## Begin

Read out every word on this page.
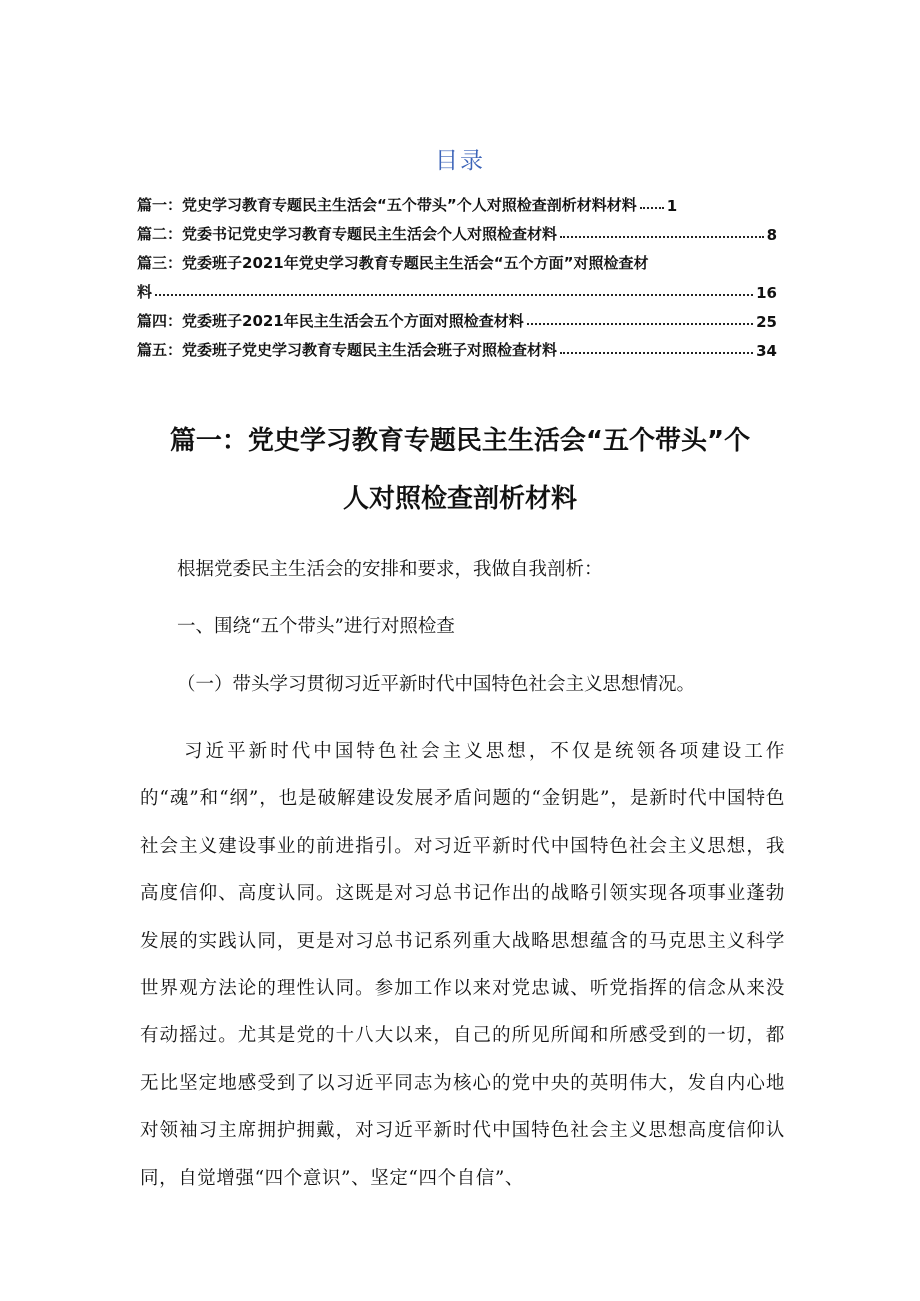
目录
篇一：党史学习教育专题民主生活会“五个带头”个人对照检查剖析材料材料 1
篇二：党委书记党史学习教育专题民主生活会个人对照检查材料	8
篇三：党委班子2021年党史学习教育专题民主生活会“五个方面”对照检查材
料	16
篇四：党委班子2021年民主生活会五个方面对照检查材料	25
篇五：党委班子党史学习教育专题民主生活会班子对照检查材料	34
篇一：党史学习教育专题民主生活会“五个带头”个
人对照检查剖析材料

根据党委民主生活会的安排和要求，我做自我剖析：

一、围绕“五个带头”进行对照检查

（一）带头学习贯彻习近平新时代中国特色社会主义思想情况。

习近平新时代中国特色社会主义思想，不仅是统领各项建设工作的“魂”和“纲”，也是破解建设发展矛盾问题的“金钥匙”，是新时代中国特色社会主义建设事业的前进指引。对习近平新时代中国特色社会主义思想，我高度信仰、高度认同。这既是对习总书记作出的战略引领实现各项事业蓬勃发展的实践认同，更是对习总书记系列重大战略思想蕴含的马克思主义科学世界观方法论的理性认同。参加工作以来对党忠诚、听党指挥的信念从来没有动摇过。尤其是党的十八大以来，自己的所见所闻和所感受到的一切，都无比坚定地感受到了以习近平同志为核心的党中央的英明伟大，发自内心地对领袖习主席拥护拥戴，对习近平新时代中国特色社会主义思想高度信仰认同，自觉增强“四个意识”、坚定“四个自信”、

## End

Identify the lines above that contain the word "五个带头", then copy them.

篇一：党史学习教育专题民主生活会“五个带头”个人对照检查剖析材料材料 1
篇一：党史学习教育专题民主生活会“五个带头”个
一、围绕“五个带头”进行对照检查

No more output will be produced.